§ PROVIDED DATA
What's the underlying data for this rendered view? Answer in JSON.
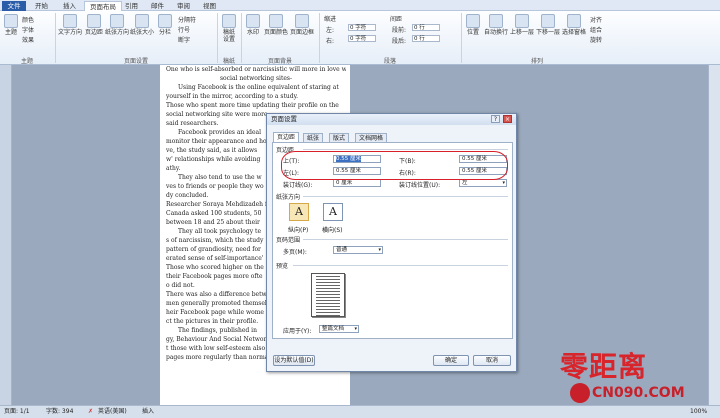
{
  "tabs": {
    "file": "文件",
    "t1": "开始",
    "t2": "插入",
    "t3": "页面布局",
    "t4": "引用",
    "t5": "邮件",
    "t6": "审阅",
    "t7": "视图"
  },
  "ribbon": {
    "theme_label": "主题",
    "colors": "颜色",
    "fonts": "字体",
    "effects": "效果",
    "text_dir": "文字方向",
    "margins": "页边距",
    "orientation": "纸张方向",
    "size": "纸张大小",
    "columns": "分栏",
    "breaks": "分隔符",
    "line_numbers": "行号",
    "hyphen": "断字",
    "paper_setting": "稿纸\n设置",
    "watermark": "水印",
    "page_color": "页面颜色",
    "page_border": "页面边框",
    "indent": "缩进",
    "spacing": "间距",
    "left": "左:",
    "right": "右:",
    "before": "段前:",
    "after": "段后:",
    "indent_left_val": "0 字符",
    "indent_right_val": "0 字符",
    "before_val": "0 行",
    "after_val": "0 行",
    "position": "位置",
    "wrap": "自动换行",
    "bring_forward": "上移一层",
    "send_backward": "下移一层",
    "selection_pane": "选择窗格",
    "align": "对齐",
    "group": "组合",
    "rotate": "旋转",
    "g_theme": "主题",
    "g_page_setup": "页面设置",
    "g_paper": "稿纸",
    "g_page_bg": "页面背景",
    "g_paragraph": "段落",
    "g_arrange": "排列"
  },
  "doc": {
    "lines": [
      "One who is self-absorbed or narcissistic will more in love with",
      "social networking sites-",
      "Using Facebook is the online equivalent of staring at",
      "yourself in the mirror, according to a study.",
      "Those who spent more time updating their profile on the",
      "social networking site were more",
      "said researchers.",
      "Facebook provides an ideal",
      "monitor their appearance and ho",
      "ve, the study said, as it allows",
      "w' relationships while avoiding",
      "athy.",
      "They also tend to use the w",
      "ves to friends or people they wo",
      "dy concluded.",
      "Researcher Soraya Mehdizadeh fr",
      "Canada asked 100 students, 50",
      "between 18 and 25 about their",
      "They all took psychology te",
      "s of narcissism, which the study",
      "pattern of grandiosity, need for",
      "erated sense of self-importance'",
      "Those who scored higher on the",
      "their Facebook pages more ofte",
      "o did not.",
      "There was also a difference betw",
      "men generally promoted themsel",
      "heir Facebook page while wome",
      "ct the pictures in their profile.",
      "The findings, published in",
      "gy, Behaviour And Social Networking, also suggested tha",
      "t those with low self-esteem also checked their Facebook",
      "pages more regularly than normal."
    ]
  },
  "dialog": {
    "title": "页面设置",
    "help": "?",
    "close": "×",
    "tabs": [
      "页边距",
      "纸张",
      "版式",
      "文档网格"
    ],
    "section_margins": "页边距",
    "top_label": "上(T):",
    "top_val": "0.55 厘米",
    "bottom_label": "下(B):",
    "bottom_val": "0.55 厘米",
    "left_label": "左(L):",
    "left_val": "0.55 厘米",
    "right_label": "右(R):",
    "right_val": "0.55 厘米",
    "gutter_label": "装订线(G):",
    "gutter_val": "0 厘米",
    "gutter_pos_label": "装订线位置(U):",
    "gutter_pos_val": "左",
    "section_orientation": "纸张方向",
    "portrait": "纵向(P)",
    "landscape": "横向(S)",
    "section_pages": "页码范围",
    "multiple_label": "多页(M):",
    "multiple_val": "普通",
    "section_preview": "预览",
    "apply_label": "应用于(Y):",
    "apply_val": "整篇文档",
    "default_btn": "设为默认值(D)",
    "ok_btn": "确定",
    "cancel_btn": "取消"
  },
  "status": {
    "page": "页面: 1/1",
    "words": "字数: 394",
    "lang": "英语(美国)",
    "mode": "插入",
    "zoom": "100%"
  },
  "watermark": {
    "title": "零距离",
    "site": "CN090.COM"
  }
}
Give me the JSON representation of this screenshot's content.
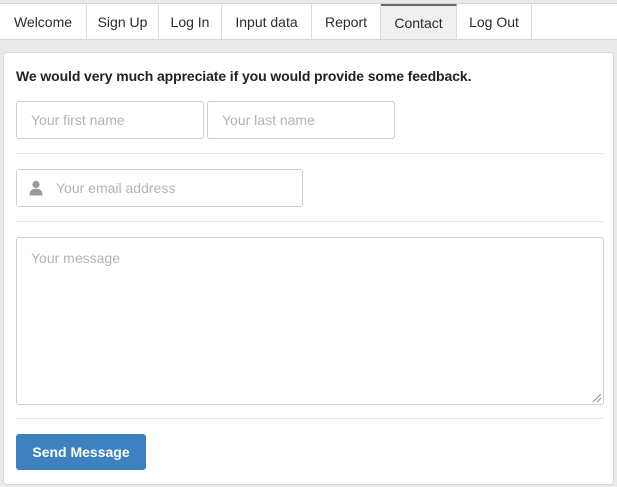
{
  "nav": {
    "tabs": [
      {
        "label": "Welcome"
      },
      {
        "label": "Sign Up"
      },
      {
        "label": "Log In"
      },
      {
        "label": "Input data"
      },
      {
        "label": "Report"
      },
      {
        "label": "Contact",
        "active": true
      },
      {
        "label": "Log Out"
      }
    ]
  },
  "form": {
    "heading": "We would very much appreciate if you would provide some feedback.",
    "first_name": {
      "value": "",
      "placeholder": "Your first name"
    },
    "last_name": {
      "value": "",
      "placeholder": "Your last name"
    },
    "email": {
      "value": "",
      "placeholder": "Your email address",
      "icon": "user-icon"
    },
    "message": {
      "value": "",
      "placeholder": "Your message"
    },
    "send_label": "Send Message"
  },
  "colors": {
    "accent": "#3d81c0",
    "active_tab_bg": "#f0f0f0",
    "border": "#cfcfcf"
  }
}
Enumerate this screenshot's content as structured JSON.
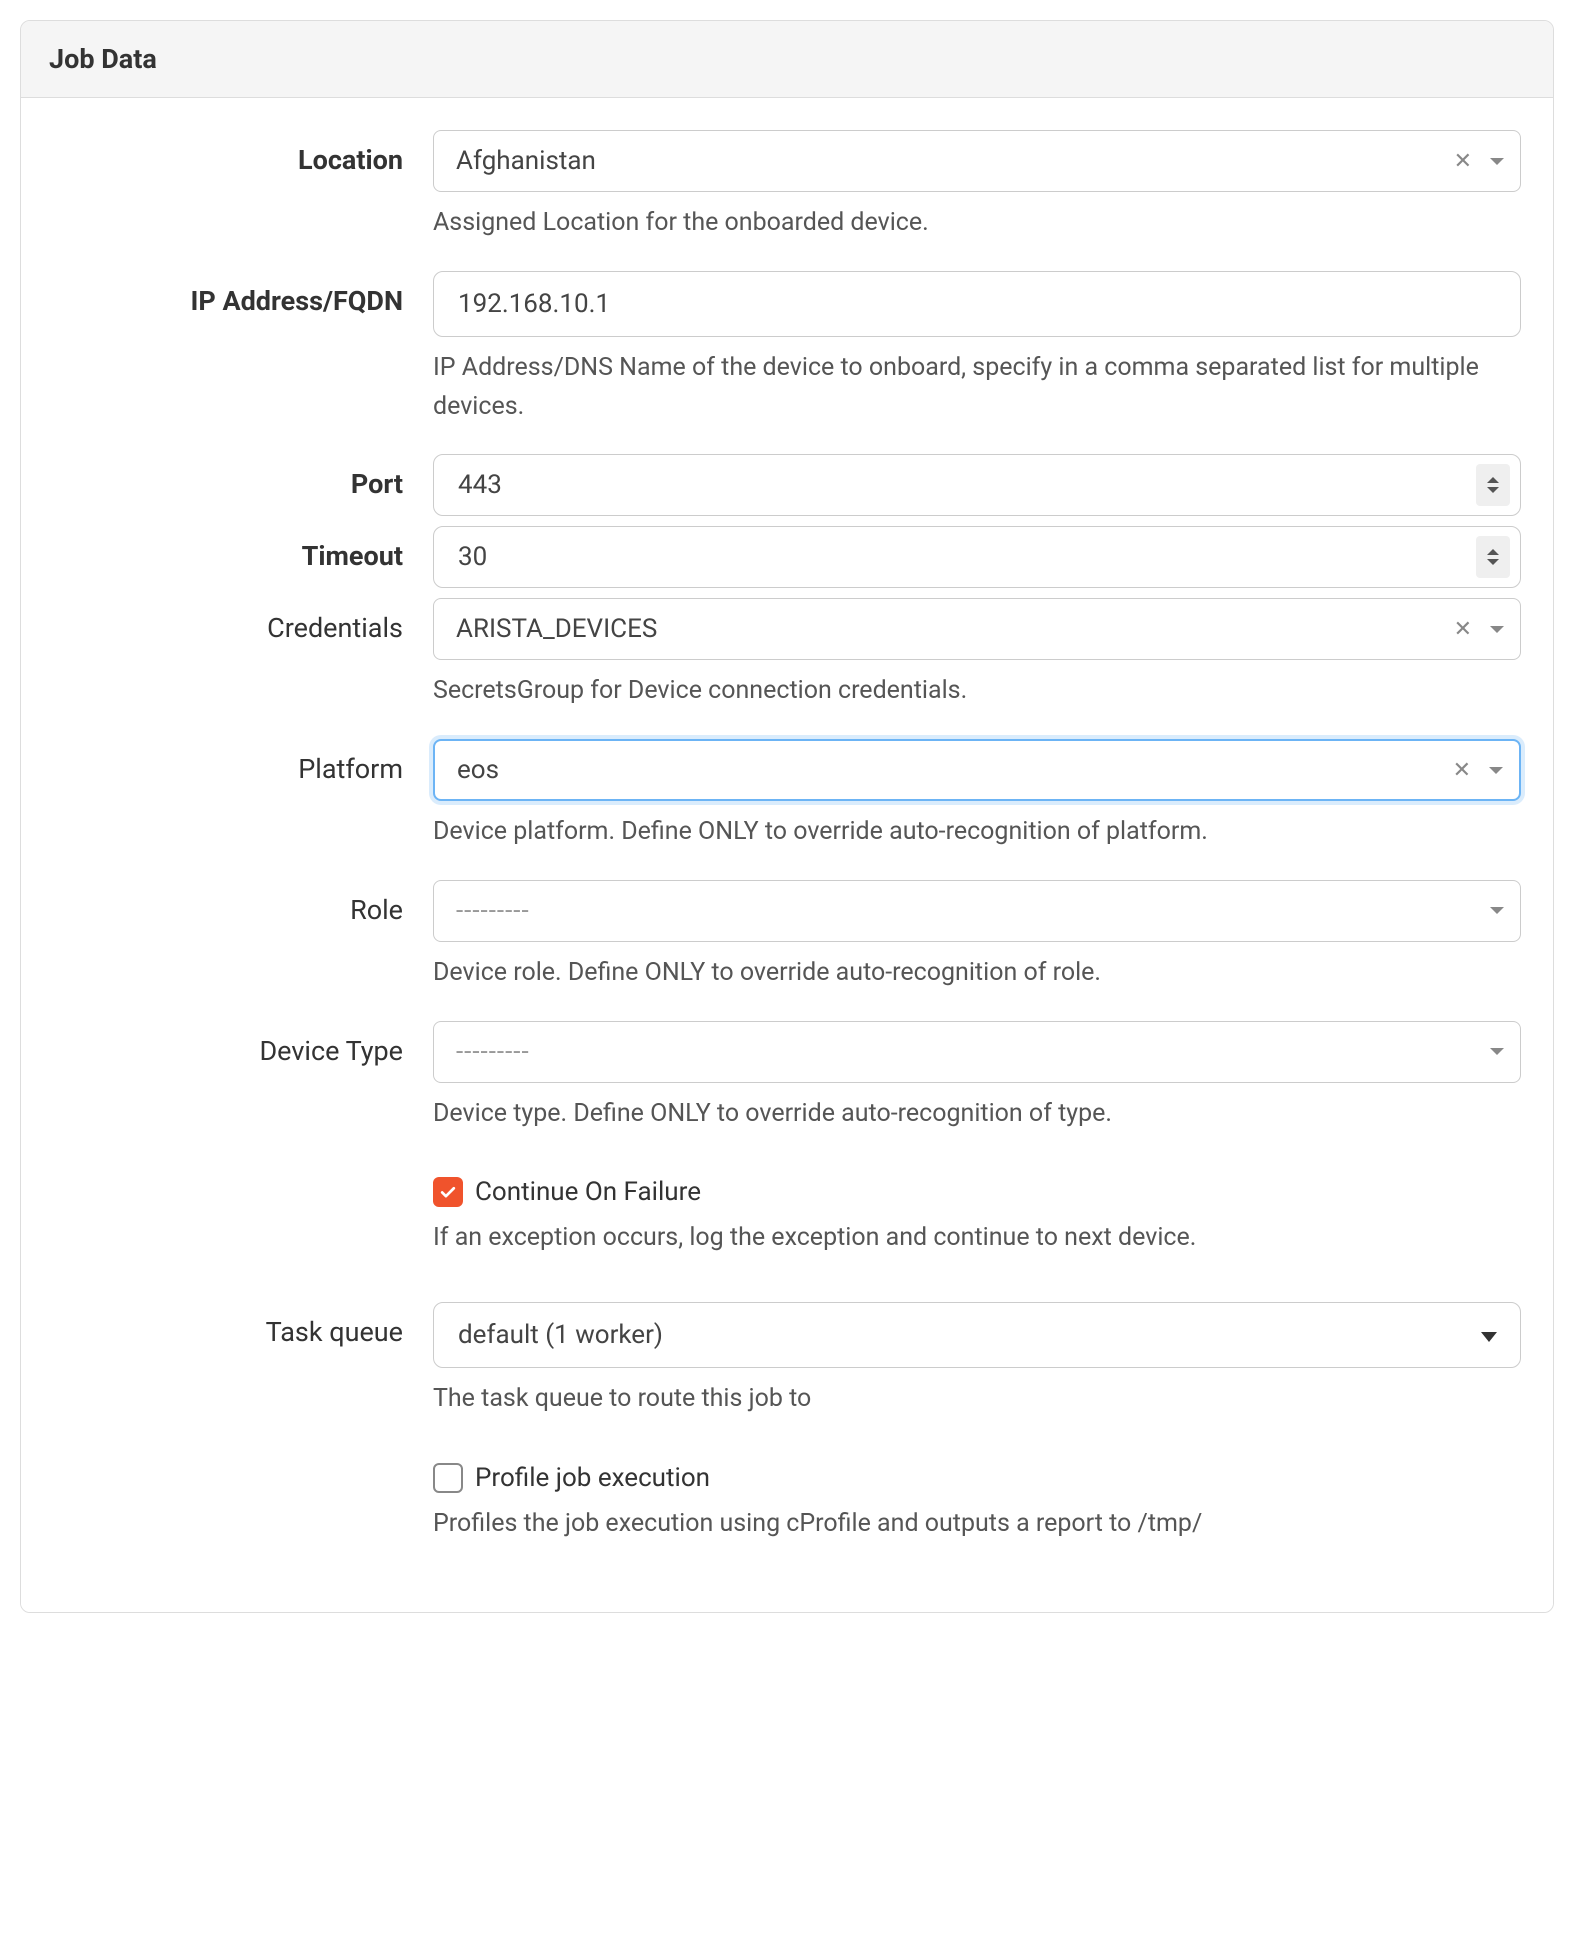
{
  "panel": {
    "title": "Job Data"
  },
  "fields": {
    "location": {
      "label": "Location",
      "value": "Afghanistan",
      "help": "Assigned Location for the onboarded device."
    },
    "ip": {
      "label": "IP Address/FQDN",
      "value": "192.168.10.1",
      "help": "IP Address/DNS Name of the device to onboard, specify in a comma separated list for multiple devices."
    },
    "port": {
      "label": "Port",
      "value": "443"
    },
    "timeout": {
      "label": "Timeout",
      "value": "30"
    },
    "credentials": {
      "label": "Credentials",
      "value": "ARISTA_DEVICES",
      "help": "SecretsGroup for Device connection credentials."
    },
    "platform": {
      "label": "Platform",
      "value": "eos",
      "help": "Device platform. Define ONLY to override auto-recognition of platform."
    },
    "role": {
      "label": "Role",
      "placeholder": "---------",
      "help": "Device role. Define ONLY to override auto-recognition of role."
    },
    "devicetype": {
      "label": "Device Type",
      "placeholder": "---------",
      "help": "Device type. Define ONLY to override auto-recognition of type."
    },
    "continue": {
      "label": "Continue On Failure",
      "help": "If an exception occurs, log the exception and continue to next device."
    },
    "taskqueue": {
      "label": "Task queue",
      "value": "default (1 worker)",
      "help": "The task queue to route this job to"
    },
    "profile": {
      "label": "Profile job execution",
      "help": "Profiles the job execution using cProfile and outputs a report to /tmp/"
    }
  }
}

§ CHALLENGE
Copy all lines of the listing above that contain the string "with".

§ EXERCISE ANSWER
      "One who is self-absorbed or narcissistic will more in love with",
      "t those with low self-esteem also checked their Facebook",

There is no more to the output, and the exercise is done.